-- Begin Dataset --

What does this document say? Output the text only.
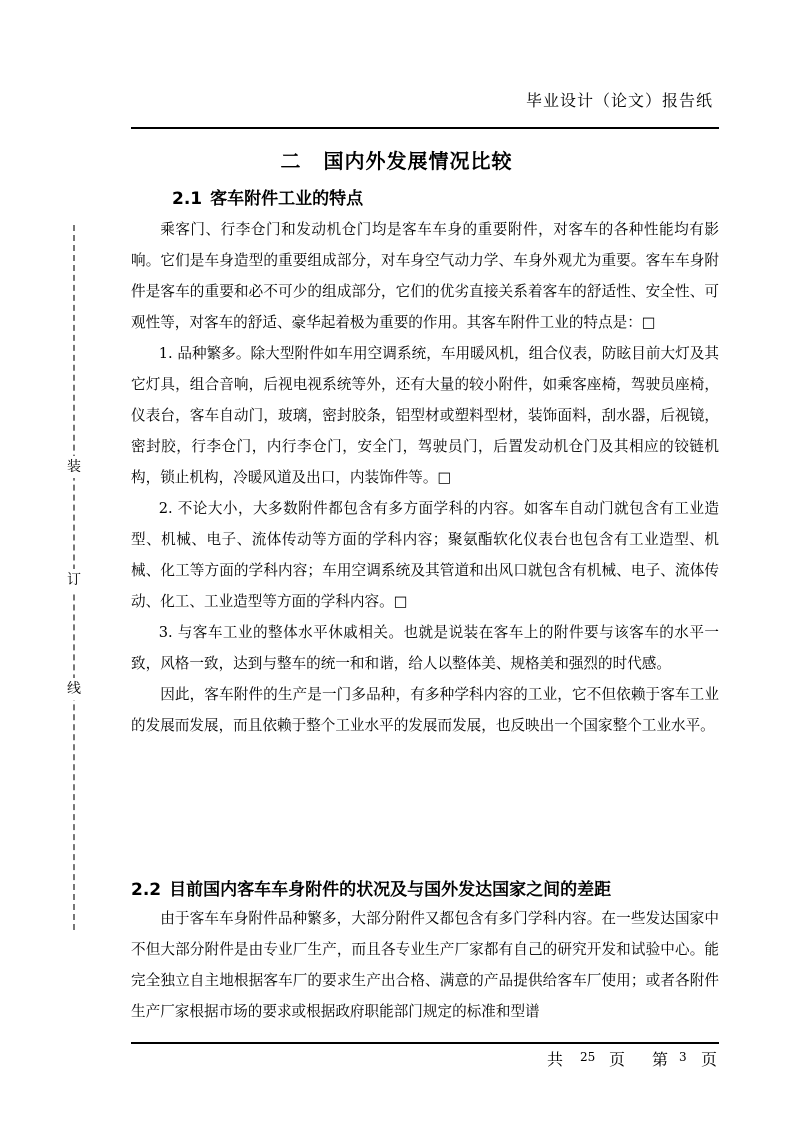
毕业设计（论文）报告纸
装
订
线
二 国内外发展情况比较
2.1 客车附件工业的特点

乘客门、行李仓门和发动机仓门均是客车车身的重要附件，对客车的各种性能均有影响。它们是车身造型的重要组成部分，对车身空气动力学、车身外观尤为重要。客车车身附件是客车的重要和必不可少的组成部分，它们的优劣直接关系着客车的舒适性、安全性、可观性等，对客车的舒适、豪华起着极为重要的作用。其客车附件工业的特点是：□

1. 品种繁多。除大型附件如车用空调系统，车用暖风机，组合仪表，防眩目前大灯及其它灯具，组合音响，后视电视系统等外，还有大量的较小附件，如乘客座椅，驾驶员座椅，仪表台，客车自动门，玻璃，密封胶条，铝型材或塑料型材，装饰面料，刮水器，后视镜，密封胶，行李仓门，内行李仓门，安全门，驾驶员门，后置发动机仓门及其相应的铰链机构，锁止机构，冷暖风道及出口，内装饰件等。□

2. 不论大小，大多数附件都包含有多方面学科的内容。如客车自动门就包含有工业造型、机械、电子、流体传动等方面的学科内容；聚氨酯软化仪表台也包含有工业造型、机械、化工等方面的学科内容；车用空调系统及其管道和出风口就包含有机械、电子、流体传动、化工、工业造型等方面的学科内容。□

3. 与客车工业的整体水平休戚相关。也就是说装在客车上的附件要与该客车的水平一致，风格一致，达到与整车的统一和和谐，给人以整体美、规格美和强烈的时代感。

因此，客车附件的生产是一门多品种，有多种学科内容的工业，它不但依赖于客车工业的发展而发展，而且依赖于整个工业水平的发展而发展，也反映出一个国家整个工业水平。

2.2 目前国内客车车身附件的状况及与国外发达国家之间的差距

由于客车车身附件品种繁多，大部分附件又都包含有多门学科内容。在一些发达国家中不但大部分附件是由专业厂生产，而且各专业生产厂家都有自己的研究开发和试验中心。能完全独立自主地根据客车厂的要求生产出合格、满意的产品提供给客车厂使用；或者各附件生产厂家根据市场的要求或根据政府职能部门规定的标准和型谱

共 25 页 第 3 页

-- End Dataset --
-- Begin Dataset --

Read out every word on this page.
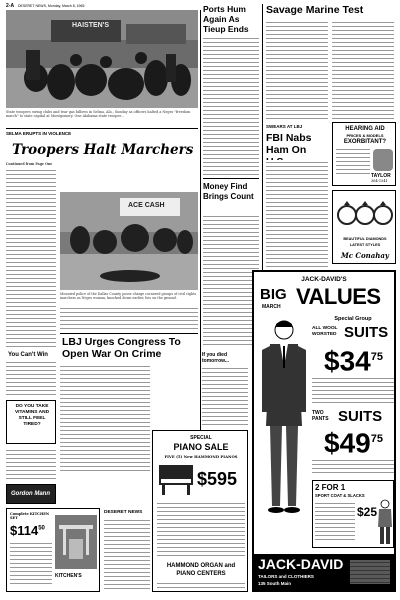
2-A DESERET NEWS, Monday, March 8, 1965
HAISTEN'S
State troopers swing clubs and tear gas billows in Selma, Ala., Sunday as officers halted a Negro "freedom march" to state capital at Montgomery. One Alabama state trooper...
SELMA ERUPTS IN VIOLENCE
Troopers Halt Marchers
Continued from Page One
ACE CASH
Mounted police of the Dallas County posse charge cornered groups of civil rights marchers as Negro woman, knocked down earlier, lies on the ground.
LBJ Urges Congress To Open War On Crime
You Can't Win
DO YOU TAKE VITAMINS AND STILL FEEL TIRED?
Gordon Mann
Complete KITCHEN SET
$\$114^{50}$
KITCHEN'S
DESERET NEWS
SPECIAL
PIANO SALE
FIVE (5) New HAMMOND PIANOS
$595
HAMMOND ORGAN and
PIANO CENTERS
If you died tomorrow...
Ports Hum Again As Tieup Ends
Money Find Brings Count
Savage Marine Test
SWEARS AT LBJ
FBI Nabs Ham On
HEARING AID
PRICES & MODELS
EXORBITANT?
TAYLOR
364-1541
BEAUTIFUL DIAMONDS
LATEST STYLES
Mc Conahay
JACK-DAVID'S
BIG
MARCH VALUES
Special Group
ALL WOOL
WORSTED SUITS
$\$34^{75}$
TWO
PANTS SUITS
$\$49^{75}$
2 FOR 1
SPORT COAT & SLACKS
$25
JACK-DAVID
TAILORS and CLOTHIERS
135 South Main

-- End Dataset --
-- Begin Dataset --

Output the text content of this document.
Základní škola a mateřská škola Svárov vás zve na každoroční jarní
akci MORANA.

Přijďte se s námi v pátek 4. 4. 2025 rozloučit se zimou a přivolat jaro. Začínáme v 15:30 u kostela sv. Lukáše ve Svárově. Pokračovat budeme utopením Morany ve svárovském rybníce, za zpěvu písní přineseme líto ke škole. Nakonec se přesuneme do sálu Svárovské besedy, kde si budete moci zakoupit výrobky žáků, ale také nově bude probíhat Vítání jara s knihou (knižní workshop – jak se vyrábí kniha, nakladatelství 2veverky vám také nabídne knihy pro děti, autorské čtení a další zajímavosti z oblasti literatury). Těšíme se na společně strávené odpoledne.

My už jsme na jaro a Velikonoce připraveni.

-- End Dataset --

__Directions__
Above is a listing; report how many of its lines include the word "HAMMOND", giving the number only.

__Task result__
2